> **TASK DIRECTIONS**: Give the lines again exactly, from the one holding "Give me the" to the last line of the listing below, both ends included and nothing added.

> **ENTRIES SUPPLIED**:
^^^^^^^^^^^^^^^^
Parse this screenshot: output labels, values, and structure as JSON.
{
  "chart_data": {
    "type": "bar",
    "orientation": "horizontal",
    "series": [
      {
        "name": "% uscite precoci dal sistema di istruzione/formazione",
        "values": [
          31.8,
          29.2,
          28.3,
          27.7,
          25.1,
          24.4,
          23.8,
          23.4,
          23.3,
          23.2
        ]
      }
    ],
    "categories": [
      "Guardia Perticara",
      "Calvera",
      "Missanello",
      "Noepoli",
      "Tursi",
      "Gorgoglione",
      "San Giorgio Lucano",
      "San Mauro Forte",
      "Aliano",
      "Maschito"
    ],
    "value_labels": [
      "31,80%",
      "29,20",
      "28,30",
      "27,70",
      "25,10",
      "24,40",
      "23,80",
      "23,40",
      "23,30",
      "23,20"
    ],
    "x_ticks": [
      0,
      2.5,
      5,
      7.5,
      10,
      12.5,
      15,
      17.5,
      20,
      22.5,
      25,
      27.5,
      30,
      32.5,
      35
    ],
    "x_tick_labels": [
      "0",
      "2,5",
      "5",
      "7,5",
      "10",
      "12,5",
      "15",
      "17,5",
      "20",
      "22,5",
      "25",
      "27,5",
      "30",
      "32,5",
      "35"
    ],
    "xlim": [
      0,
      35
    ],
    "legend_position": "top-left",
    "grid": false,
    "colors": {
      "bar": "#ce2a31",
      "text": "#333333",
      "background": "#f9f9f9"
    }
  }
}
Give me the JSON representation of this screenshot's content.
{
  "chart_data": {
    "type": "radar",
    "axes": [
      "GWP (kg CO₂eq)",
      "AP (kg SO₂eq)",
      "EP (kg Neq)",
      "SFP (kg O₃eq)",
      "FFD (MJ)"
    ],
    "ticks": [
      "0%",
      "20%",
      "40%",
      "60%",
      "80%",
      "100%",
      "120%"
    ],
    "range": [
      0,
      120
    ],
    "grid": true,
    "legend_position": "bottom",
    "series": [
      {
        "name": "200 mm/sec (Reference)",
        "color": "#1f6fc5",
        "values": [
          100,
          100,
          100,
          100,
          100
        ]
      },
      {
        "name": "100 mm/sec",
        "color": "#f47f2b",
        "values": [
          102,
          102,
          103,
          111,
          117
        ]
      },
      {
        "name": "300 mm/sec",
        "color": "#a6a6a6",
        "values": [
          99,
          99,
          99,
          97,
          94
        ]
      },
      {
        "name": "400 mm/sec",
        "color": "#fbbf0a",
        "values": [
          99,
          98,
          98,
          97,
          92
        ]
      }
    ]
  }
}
^^^^^^^^^^^^^^^^
> **ANSWER IN FULL**:
Give me the JSON representation of this screenshot's content.
{
  "chart_data": {
    "type": "radar",
    "axes": [
      "GWP (kg CO₂eq)",
      "AP (kg SO₂eq)",
      "EP (kg Neq)",
      "SFP (kg O₃eq)",
      "FFD (MJ)"
    ],
    "ticks": [
      "0%",
      "20%",
      "40%",
      "60%",
      "80%",
      "100%",
      "120%"
    ],
    "range": [
      0,
      120
    ],
    "grid": true,
    "legend_position": "bottom",
    "series": [
      {
        "name": "200 mm/sec (Reference)",
        "color": "#1f6fc5",
        "values": [
          100,
          100,
          100,
          100,
          100
        ]
      },
      {
        "name": "100 mm/sec",
        "color": "#f47f2b",
        "values": [
          102,
          102,
          103,
          111,
          117
        ]
      },
      {
        "name": "300 mm/sec",
        "color": "#a6a6a6",
        "values": [
          99,
          99,
          99,
          97,
          94
        ]
      },
      {
        "name": "400 mm/sec",
        "color": "#fbbf0a",
        "values": [
          99,
          98,
          98,
          97,
          92
        ]
      }
    ]
  }
}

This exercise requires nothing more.